§ Task objective
Output the records exactly as they appear, with no pictures included.

§ Supplied information
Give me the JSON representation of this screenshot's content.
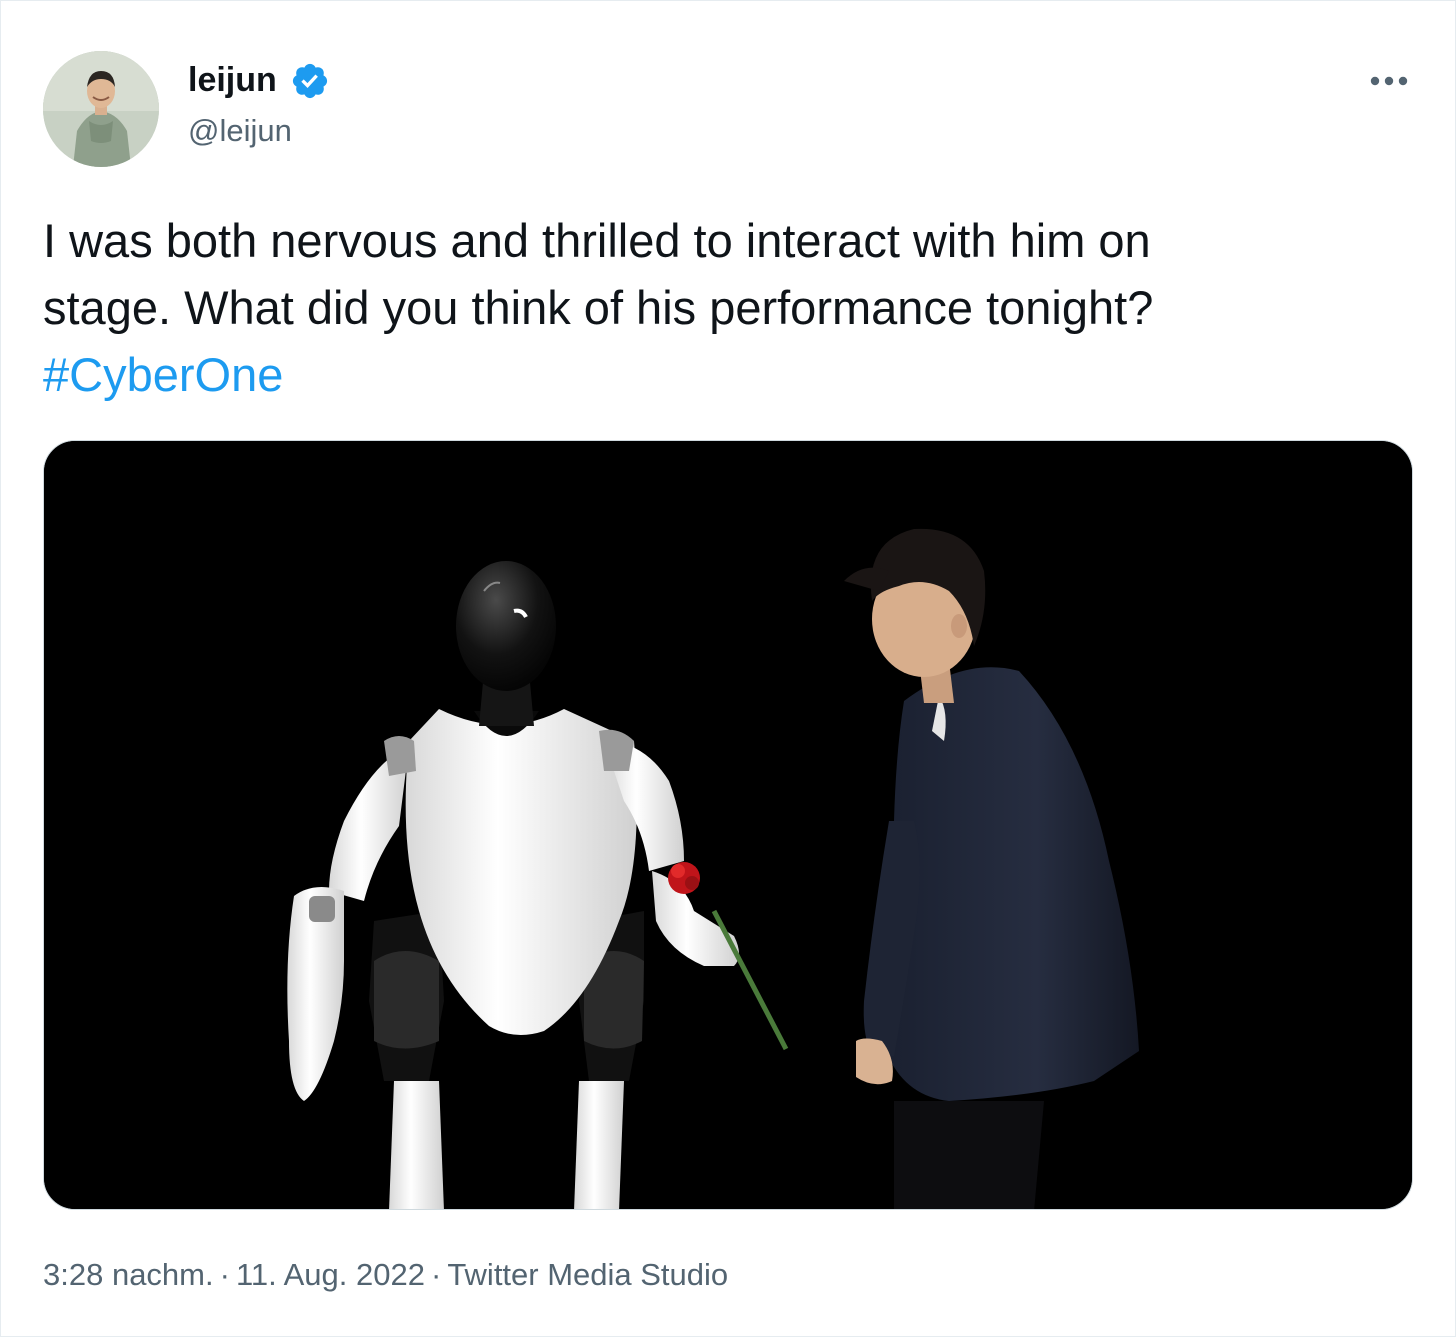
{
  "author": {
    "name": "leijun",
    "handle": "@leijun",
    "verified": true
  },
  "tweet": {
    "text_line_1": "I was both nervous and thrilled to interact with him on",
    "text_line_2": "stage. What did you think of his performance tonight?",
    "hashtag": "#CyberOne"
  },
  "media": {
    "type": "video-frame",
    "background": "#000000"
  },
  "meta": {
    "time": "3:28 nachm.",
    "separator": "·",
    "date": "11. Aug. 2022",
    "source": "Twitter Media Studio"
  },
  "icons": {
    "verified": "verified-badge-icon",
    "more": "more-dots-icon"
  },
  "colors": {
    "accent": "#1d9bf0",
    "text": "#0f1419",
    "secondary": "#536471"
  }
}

§ Final result
Give me the JSON representation of this screenshot's content.
{
  "author": {
    "name": "leijun",
    "handle": "@leijun",
    "verified": true
  },
  "tweet": {
    "text_line_1": "I was both nervous and thrilled to interact with him on",
    "text_line_2": "stage. What did you think of his performance tonight?",
    "hashtag": "#CyberOne"
  },
  "media": {
    "type": "video-frame",
    "background": "#000000"
  },
  "meta": {
    "time": "3:28 nachm.",
    "separator": "·",
    "date": "11. Aug. 2022",
    "source": "Twitter Media Studio"
  },
  "icons": {
    "verified": "verified-badge-icon",
    "more": "more-dots-icon"
  },
  "colors": {
    "accent": "#1d9bf0",
    "text": "#0f1419",
    "secondary": "#536471"
  }
}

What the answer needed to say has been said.